**SUPPLIED TEXT**

•••

The EU approach in trade deals is likely to protect the right of states to make public policy
Pundit: 19 October, 2014.
Keywords: Business & Finance; Globalisation & Trade;
How can foreign investors in New Zealand be sure that we will treat them fairly? If they are not sure perhaps they will not invest here, even though their investment may be valuable to us. (I do not believe all foreign investment is worthwhile, but much is.)
Hence the need for investor-state dispute resolution procedures, whereby an investor (say a firm) with a grievance can get a fair hearing. Why not in the state’s court? In many countries the government can manipulate its courts and the law to give itself a favourable outcome. That may not be true in New Zealand, but how is an investor to know? Additionally, there need to be rules about what are legitimate grievances.
So Free Trade Agreements (FTAs) between countries are increasingly containing provisions which set out how disputes between states and foreign investors can be dealt with (usually using independent international tribunals) and what may be disputed.
It can be tricky to get the investor provisions right. At the moment about 60 such dispute procedures are initiated each year. Some will be legitimate to a fair minded person; suppose a state expropriated a company without any compensation. However, what about requiring compensation for the loss of tobacco sales from a public policy designed to improve the nation’s health? International tobacco companies are litigating over an Australian law which imposes plain packs for cigarettes.
Many people are nervous about some approaches to an Investor State Dispute Settlement (ISDS) regime especially the version put forward by the US which seem to be very favourable to business. The nervous, including some Americans, fear this would require any policy changes which were against business interests to be compensated, preventing a country from taking action in the interests of the public at large. (It will be recalled that the ACT party proposed legislation which would have had a similar effect; even its National partner in government blanched.)

•••

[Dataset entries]
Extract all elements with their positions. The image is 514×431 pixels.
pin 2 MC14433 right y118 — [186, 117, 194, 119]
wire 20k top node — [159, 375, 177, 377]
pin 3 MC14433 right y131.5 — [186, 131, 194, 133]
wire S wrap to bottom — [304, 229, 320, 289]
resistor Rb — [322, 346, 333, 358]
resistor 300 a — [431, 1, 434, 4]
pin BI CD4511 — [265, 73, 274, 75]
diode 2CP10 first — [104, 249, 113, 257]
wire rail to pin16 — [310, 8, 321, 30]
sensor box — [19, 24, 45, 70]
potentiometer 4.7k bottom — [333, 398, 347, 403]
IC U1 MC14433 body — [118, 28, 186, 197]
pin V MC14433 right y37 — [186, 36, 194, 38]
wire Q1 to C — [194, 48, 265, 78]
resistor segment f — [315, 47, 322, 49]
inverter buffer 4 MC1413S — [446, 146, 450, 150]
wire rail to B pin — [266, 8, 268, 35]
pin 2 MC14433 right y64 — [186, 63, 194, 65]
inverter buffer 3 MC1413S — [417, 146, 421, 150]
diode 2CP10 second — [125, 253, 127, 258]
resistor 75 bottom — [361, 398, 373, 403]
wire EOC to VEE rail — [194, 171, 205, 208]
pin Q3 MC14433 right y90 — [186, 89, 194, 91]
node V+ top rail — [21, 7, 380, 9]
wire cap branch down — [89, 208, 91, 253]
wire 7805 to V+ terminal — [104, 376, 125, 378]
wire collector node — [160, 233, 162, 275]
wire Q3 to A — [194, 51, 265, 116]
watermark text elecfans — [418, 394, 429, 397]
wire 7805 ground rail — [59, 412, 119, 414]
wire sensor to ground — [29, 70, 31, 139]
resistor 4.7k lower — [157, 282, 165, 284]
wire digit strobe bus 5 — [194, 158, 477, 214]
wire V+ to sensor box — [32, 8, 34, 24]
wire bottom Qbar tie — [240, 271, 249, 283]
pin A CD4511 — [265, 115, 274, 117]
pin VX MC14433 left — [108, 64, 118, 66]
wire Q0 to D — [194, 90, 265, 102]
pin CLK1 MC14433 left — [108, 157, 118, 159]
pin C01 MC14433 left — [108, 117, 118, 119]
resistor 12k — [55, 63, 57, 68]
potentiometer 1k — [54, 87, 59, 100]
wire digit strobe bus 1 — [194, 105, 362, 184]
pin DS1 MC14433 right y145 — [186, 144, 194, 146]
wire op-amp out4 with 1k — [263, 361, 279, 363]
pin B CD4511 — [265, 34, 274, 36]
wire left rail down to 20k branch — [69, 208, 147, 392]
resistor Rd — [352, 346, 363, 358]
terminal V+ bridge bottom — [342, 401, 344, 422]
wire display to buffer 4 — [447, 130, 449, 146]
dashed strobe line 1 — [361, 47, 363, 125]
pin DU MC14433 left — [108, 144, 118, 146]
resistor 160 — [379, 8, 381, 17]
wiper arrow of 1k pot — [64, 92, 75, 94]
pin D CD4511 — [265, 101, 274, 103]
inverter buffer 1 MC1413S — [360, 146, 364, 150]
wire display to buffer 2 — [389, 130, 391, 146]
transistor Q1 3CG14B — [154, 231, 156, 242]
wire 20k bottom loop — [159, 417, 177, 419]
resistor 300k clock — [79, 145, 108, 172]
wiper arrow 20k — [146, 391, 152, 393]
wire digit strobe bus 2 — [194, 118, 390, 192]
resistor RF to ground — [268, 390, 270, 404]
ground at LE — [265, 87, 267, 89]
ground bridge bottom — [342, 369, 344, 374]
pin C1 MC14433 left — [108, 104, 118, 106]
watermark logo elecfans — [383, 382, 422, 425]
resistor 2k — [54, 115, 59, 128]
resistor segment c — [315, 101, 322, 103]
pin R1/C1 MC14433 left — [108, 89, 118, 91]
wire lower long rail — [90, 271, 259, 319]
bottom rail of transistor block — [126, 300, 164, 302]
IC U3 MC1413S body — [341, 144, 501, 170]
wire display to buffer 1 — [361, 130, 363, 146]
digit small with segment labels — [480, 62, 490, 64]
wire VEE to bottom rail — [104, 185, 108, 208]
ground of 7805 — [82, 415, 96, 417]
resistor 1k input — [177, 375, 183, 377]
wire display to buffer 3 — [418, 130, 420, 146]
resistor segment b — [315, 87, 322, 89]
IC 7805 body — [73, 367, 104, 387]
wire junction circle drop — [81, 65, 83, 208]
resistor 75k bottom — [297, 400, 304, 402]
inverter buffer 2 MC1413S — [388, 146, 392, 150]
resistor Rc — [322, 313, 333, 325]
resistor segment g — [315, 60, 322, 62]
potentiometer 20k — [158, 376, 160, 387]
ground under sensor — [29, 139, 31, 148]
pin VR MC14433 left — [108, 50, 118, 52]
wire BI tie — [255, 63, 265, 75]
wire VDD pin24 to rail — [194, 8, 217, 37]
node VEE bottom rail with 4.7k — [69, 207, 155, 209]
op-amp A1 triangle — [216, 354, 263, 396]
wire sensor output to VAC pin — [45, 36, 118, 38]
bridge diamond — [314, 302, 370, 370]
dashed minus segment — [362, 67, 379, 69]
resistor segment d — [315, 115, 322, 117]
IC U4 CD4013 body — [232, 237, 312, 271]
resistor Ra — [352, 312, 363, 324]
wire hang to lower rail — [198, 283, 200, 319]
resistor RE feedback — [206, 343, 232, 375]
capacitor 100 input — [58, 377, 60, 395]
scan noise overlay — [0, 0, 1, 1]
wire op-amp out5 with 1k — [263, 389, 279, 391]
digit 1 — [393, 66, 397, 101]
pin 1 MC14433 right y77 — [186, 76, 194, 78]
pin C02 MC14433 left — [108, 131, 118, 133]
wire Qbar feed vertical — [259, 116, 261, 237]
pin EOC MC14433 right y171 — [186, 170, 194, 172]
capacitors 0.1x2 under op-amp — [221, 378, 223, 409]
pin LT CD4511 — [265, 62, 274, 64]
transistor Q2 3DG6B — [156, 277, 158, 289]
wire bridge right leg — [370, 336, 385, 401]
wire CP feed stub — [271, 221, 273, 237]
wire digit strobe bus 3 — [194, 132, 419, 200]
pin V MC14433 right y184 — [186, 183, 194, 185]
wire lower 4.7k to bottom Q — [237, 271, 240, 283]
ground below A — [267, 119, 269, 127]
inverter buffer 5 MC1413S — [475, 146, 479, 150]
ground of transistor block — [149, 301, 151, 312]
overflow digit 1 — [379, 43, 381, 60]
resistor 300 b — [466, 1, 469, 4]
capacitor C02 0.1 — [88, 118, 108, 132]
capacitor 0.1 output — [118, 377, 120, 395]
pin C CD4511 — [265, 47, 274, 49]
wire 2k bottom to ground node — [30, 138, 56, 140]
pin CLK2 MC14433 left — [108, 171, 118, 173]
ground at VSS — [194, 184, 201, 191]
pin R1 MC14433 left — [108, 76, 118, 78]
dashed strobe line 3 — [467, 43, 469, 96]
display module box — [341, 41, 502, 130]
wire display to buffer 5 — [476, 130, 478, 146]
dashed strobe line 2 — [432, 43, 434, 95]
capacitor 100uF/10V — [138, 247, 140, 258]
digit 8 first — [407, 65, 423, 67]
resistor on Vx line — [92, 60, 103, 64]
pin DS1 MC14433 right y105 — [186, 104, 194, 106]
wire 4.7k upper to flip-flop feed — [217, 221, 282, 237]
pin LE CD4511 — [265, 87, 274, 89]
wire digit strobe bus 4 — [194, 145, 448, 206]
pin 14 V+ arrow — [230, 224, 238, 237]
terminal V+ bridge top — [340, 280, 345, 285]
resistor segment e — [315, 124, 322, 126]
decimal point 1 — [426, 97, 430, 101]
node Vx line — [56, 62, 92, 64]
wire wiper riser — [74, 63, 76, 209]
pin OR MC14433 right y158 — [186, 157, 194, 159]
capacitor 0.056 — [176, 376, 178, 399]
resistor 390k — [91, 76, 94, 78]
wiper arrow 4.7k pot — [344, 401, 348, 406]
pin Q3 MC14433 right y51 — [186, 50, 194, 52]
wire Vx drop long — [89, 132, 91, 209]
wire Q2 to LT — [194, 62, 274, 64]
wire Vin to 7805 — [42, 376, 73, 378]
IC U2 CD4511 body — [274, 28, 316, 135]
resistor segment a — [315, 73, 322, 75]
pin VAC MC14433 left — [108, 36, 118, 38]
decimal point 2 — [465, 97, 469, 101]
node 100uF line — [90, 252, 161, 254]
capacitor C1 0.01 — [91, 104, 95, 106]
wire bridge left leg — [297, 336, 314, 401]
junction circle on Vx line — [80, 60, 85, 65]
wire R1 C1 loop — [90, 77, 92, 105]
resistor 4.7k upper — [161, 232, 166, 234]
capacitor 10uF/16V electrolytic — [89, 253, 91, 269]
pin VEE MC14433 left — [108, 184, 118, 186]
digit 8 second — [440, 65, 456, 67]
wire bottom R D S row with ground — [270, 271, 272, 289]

•••

**WHAT TO DO**
1. In the investor-state dispute article, which Australian law are international tobacco companies litigating over?
2. Turn the paragraph of the investor-state dispute article that begins "It can be tricky to get the investor provisions right" into a short bulleted list that keeps its main facts.
3. Pick up the investor-state dispute article after its final sentence and continue it.

**PER-TASK ANSWERS**
1. A law that imposes plain packs for cigarettes.

2.
- Getting the investor provisions right can be tricky.
- About 60 such dispute procedures are currently initiated each year.
- Some would seem legitimate to a fair-minded person, for example a state expropriating a company without compensation.
- Less clear is requiring compensation for lost tobacco sales caused by a public policy meant to improve the nation's health.
- International tobacco companies are litigating over an Australian law that imposes plain packs for cigarettes.

3.
The Commission of the European Union, which negotiates trade deals on behalf of its 28 member states, has consulted them as to what should be the EU policy. It proposes that measures ‘to protect legitimate public welfare objectives, such as health, safety and the environment, do not constitute indirect expropriations’. It also requires any proceedings and findings to be made public. (Most of today’s are secret.) The approach is likely to be incorporated into the FTA the EU is currently negotiating with Canada.
The EU has released its negotiating mandate for the proposed FTA with the US (TTIP – the Transatlantic Trade and Investment Partnership). However the Commission is still reviewing its ISDS-related proposals following public consultation. Presumably the approach in the Canadian negotiations will be there but already the mandate makes clear that the TTIP Agreement should ‘respect the policies of the EU and its member states for the promotion and protection of cultural diversity’. (Audiovisual services are already off the negotiating table.) Our FTA with China has such an exclusion, as well as for policy changes for health promotion purposes and for protection of the environment.
The US, if it is driven by its companies rather than by its people, may be determined to pursue a much harsher deal. Probably that would be enough to sink the TTIP.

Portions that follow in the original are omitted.